— START OF Materials provided —

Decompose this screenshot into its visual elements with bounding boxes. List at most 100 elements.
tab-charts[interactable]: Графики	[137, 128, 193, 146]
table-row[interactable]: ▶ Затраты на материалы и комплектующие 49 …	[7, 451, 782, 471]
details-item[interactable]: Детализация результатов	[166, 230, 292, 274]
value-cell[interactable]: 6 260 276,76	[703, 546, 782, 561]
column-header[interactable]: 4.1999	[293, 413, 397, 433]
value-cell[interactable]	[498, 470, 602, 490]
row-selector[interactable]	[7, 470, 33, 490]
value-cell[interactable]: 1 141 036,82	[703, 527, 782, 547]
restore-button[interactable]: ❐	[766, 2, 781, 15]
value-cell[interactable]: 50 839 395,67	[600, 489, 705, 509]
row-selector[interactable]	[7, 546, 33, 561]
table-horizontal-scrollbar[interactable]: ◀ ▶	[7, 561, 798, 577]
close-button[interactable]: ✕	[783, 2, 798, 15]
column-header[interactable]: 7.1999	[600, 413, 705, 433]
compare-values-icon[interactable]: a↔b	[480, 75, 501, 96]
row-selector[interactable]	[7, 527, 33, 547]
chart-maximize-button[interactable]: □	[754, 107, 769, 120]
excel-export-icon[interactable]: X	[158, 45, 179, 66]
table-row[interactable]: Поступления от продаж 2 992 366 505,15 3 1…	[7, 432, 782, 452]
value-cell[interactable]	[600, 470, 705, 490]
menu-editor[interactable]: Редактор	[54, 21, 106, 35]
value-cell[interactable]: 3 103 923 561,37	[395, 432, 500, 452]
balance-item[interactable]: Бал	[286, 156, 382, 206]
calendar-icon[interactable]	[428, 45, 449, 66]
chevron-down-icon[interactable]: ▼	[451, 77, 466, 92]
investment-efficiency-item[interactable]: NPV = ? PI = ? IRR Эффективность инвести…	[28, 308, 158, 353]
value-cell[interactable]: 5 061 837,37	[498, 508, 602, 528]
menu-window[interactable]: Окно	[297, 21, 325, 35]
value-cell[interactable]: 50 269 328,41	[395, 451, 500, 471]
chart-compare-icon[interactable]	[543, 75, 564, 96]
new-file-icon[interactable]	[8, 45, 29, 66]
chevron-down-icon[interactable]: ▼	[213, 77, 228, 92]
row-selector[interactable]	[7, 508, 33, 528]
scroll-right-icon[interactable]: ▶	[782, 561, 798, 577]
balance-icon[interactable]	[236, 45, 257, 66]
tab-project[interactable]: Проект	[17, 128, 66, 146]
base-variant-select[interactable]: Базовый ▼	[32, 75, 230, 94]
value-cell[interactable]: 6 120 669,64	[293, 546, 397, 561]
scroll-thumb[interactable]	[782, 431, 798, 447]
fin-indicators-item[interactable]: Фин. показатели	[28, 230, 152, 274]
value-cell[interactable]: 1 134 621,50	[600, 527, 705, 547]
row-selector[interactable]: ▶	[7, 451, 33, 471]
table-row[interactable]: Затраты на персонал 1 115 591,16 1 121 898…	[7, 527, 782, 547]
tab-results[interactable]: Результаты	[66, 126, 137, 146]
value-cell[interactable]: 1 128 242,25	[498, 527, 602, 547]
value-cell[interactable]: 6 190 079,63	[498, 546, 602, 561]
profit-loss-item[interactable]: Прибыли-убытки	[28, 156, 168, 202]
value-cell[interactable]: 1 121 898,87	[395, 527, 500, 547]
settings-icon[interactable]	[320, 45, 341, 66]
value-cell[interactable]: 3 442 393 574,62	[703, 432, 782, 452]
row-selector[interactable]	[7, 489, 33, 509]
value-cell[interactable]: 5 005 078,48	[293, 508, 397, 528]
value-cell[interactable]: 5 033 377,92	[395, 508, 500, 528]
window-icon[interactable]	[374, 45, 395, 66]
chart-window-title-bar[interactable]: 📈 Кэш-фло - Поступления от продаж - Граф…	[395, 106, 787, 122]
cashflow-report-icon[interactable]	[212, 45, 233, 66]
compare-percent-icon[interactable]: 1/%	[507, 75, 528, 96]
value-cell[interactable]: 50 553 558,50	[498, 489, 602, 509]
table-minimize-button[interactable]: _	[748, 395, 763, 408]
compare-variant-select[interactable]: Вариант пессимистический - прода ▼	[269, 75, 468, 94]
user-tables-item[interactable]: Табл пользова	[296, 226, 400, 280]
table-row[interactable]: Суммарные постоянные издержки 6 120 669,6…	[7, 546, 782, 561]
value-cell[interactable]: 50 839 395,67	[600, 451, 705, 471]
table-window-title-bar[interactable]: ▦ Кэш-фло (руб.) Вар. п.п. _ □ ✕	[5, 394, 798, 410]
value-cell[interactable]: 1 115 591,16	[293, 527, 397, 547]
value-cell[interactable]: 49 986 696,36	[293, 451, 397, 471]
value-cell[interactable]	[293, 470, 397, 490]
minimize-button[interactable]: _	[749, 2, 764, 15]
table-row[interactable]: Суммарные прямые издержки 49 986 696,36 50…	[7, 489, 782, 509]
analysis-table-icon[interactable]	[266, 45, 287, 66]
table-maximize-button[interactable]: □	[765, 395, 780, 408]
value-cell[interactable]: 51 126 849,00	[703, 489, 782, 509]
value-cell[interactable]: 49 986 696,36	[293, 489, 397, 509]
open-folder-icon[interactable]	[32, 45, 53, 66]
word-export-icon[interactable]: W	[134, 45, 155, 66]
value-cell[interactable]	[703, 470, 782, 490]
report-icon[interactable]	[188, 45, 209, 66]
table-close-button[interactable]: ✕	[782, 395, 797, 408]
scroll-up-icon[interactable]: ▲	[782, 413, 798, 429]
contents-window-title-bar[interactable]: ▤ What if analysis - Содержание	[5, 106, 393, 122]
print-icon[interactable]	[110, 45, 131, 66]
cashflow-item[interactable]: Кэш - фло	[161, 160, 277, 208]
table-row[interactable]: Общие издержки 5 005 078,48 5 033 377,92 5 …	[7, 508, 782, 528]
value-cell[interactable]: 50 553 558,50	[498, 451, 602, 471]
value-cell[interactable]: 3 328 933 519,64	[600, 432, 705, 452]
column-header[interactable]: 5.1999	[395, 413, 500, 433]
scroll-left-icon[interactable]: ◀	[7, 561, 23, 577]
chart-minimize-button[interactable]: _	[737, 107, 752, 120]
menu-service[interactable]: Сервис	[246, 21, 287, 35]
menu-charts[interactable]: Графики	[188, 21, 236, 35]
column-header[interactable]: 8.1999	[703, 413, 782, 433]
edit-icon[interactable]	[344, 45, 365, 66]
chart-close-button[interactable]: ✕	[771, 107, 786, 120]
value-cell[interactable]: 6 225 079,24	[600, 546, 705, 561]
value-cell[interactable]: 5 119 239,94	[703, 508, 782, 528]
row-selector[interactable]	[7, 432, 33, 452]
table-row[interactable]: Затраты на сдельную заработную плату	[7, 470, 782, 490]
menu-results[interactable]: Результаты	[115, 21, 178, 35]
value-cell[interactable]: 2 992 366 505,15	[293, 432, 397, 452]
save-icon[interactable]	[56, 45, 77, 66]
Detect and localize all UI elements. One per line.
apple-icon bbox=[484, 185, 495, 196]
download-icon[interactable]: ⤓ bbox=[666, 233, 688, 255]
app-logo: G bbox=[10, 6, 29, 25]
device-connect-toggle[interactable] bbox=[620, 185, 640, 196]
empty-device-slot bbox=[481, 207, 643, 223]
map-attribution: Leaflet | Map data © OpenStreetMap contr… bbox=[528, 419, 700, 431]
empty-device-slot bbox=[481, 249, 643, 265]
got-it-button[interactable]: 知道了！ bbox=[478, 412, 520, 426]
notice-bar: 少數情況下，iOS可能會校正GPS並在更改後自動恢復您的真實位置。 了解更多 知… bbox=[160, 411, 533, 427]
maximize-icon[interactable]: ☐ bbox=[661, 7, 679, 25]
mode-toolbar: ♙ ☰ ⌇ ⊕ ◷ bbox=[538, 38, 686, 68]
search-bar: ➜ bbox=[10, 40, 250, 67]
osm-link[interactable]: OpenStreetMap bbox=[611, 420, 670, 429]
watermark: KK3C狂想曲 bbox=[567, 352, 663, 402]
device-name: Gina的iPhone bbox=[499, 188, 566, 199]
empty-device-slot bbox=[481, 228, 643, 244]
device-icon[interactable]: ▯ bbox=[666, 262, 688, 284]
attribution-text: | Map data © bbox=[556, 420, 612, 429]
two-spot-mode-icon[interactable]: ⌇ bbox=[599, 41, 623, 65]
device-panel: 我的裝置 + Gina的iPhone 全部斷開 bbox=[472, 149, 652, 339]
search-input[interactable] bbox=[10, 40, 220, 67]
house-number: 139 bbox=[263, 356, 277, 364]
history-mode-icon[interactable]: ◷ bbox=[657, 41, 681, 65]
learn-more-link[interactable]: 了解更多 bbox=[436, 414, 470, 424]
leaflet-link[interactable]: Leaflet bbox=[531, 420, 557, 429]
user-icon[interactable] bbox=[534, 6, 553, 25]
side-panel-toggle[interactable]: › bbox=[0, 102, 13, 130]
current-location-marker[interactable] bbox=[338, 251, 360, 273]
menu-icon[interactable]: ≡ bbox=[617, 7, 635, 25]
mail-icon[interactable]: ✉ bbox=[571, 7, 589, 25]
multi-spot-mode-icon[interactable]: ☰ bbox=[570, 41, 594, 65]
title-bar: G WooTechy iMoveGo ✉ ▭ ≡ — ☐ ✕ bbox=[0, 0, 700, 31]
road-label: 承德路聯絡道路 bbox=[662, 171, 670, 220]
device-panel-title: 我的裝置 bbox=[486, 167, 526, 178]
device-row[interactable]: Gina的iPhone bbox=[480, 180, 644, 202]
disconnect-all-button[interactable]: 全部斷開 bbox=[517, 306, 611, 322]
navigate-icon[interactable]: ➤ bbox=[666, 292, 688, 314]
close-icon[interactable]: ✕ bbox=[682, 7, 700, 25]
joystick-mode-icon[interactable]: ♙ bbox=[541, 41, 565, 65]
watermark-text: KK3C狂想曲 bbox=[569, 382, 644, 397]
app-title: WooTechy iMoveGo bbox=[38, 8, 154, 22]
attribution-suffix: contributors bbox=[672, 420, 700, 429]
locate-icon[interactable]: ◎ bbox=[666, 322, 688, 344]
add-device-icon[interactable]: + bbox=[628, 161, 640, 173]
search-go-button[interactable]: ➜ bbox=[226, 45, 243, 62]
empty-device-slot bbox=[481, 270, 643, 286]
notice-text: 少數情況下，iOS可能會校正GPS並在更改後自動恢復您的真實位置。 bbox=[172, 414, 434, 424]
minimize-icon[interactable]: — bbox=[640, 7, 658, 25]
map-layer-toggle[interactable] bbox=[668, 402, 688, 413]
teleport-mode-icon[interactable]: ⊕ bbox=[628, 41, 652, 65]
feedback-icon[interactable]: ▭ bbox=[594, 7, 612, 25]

— END OF Materials provided —

Instructions for the task:
Reproduce the stretch from the start of the listing through the line containing "413, 397, 433]", both ends included.

Written response:
Decompose this screenshot into its visual elements with bounding boxes. List at most 100 elements.
tab-charts[interactable]: Графики	[137, 128, 193, 146]
table-row[interactable]: ▶ Затраты на материалы и комплектующие 49 …	[7, 451, 782, 471]
details-item[interactable]: Детализация результатов	[166, 230, 292, 274]
value-cell[interactable]: 6 260 276,76	[703, 546, 782, 561]
column-header[interactable]: 4.1999	[293, 413, 397, 433]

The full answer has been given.